Entries from a dataset
━━━━━━━━

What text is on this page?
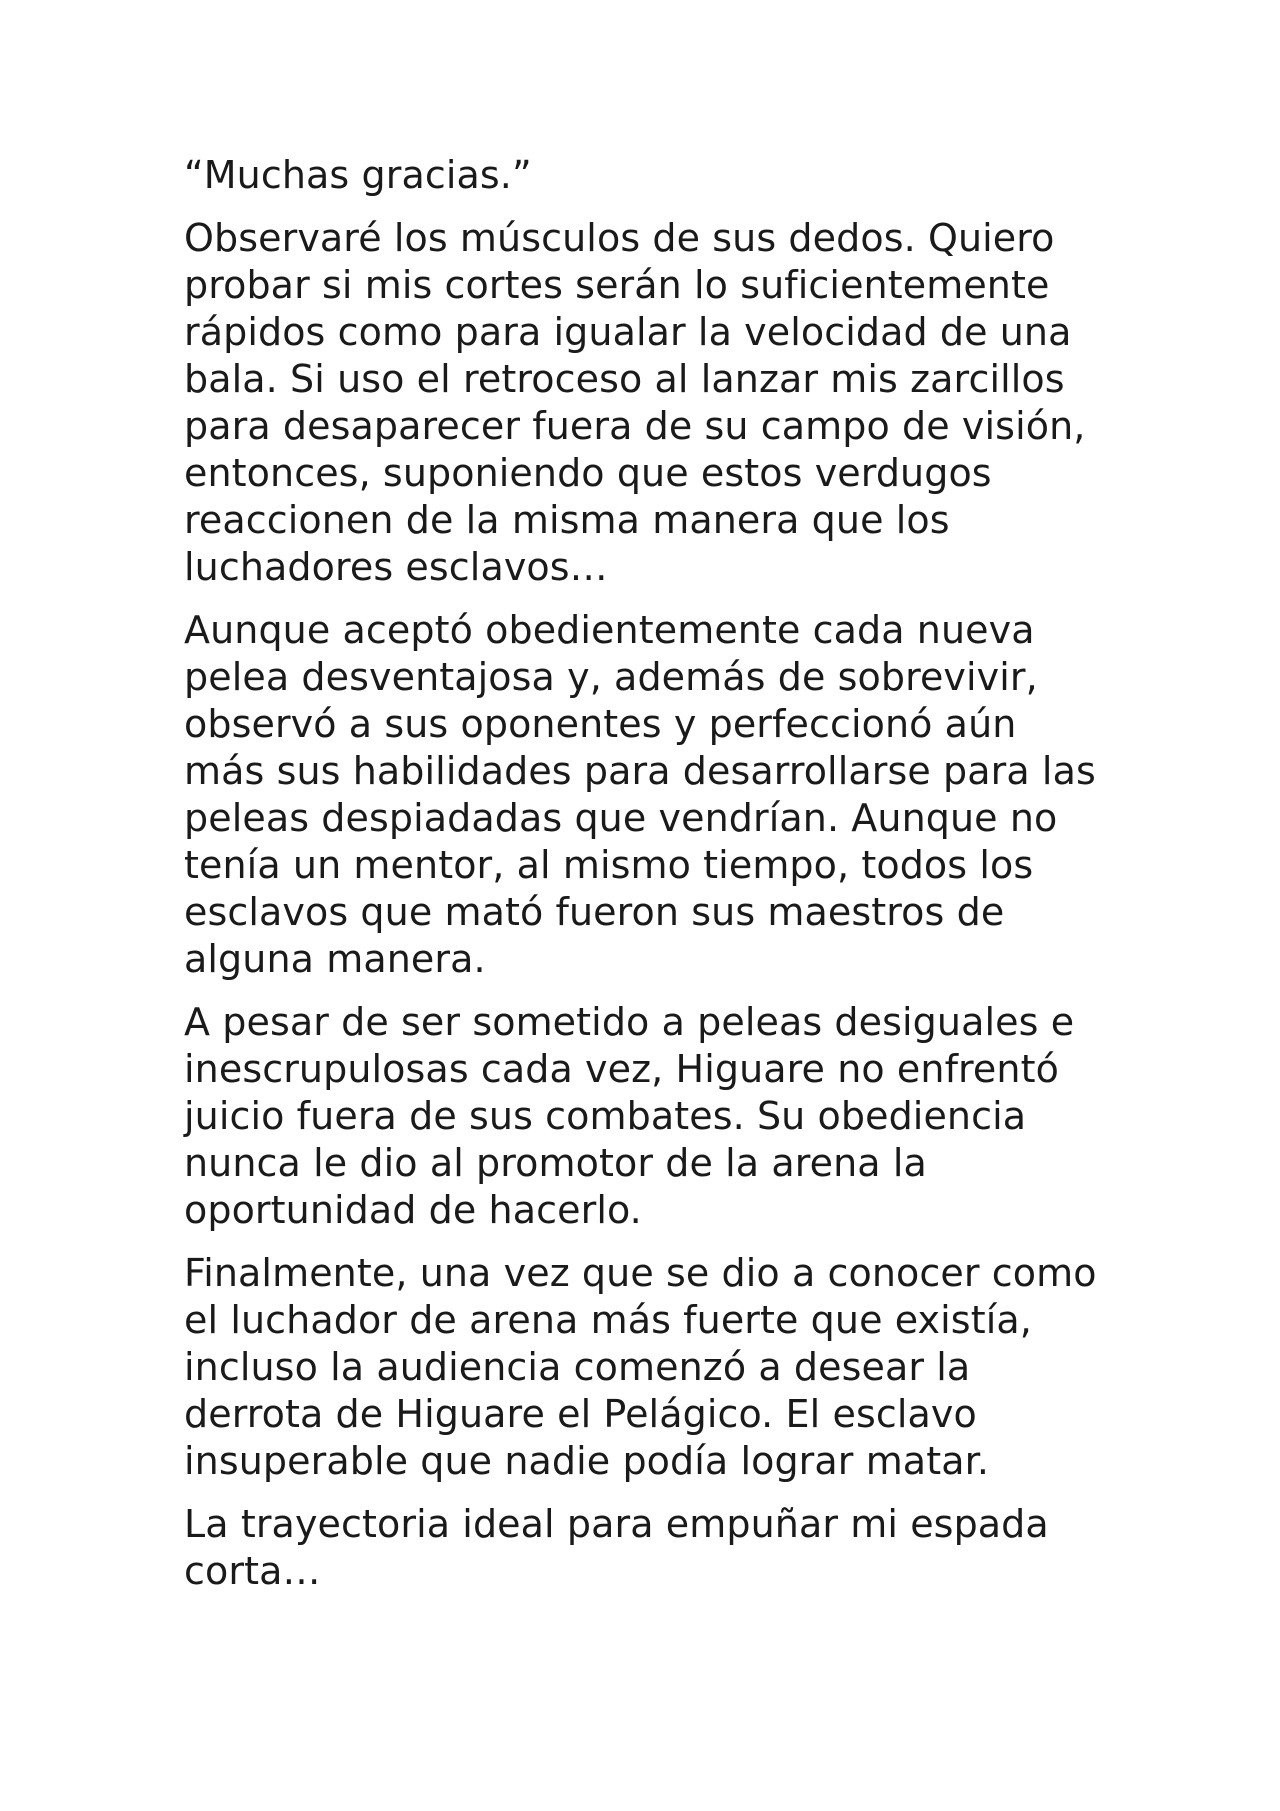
“Muchas gracias.”

Observaré los músculos de sus dedos. Quiero probar si mis cortes serán lo suficientemente rápidos como para igualar la velocidad de una bala. Si uso el retroceso al lanzar mis zarcillos para desaparecer fuera de su campo de visión, entonces, suponiendo que estos verdugos reaccionen de la misma manera que los luchadores esclavos…

Aunque aceptó obedientemente cada nueva pelea desventajosa y, además de sobrevivir, observó a sus oponentes y perfeccionó aún más sus habilidades para desarrollarse para las peleas despiadadas que vendrían. Aunque no tenía un mentor, al mismo tiempo, todos los esclavos que mató fueron sus maestros de alguna manera.

A pesar de ser sometido a peleas desiguales e inescrupulosas cada vez, Higuare no enfrentó juicio fuera de sus combates. Su obediencia nunca le dio al promotor de la arena la oportunidad de hacerlo.

Finalmente, una vez que se dio a conocer como el luchador de arena más fuerte que existía, incluso la audiencia comenzó a desear la derrota de Higuare el Pelágico. El esclavo insuperable que nadie podía lograr matar.

La trayectoria ideal para empuñar mi espada corta…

━━━━━━━━

§ WHAT TO DO
Copy out each line of the material that holds the word "manera".

§ PROBLEM SOLUTION
Observaré los músculos de sus dedos. Quiero probar si mis cortes serán lo suficientemente rápidos como para igualar la velocidad de una bala. Si uso el retroceso al lanzar mis zarcillos para desaparecer fuera de su campo de visión, entonces, suponiendo que estos verdugos reaccionen de la misma manera que los luchadores esclavos…
Aunque aceptó obedientemente cada nueva pelea desventajosa y, además de sobrevivir, observó a sus oponentes y perfeccionó aún más sus habilidades para desarrollarse para las peleas despiadadas que vendrían. Aunque no tenía un mentor, al mismo tiempo, todos los esclavos que mató fueron sus maestros de alguna manera.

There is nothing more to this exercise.